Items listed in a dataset
══════

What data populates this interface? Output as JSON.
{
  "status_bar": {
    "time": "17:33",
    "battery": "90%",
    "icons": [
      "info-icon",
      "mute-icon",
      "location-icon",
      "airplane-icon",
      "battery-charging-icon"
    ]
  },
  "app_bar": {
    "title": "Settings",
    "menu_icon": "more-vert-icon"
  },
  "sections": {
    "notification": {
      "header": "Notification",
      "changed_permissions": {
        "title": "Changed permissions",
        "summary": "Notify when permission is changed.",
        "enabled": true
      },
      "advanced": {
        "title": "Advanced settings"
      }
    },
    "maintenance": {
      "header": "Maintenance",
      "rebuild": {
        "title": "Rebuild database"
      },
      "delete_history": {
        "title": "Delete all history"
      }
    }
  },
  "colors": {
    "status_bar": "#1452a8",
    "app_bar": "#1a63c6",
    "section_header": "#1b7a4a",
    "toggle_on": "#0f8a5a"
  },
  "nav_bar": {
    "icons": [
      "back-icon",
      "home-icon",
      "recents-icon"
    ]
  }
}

══════

▶ _Short task_: Your task is to gather all lines from the entries above that hold the word "title".

▶ _Complete answer_:
    "title": "Settings",
        "title": "Changed permissions",
        "title": "Advanced settings"
        "title": "Rebuild database"
        "title": "Delete all history"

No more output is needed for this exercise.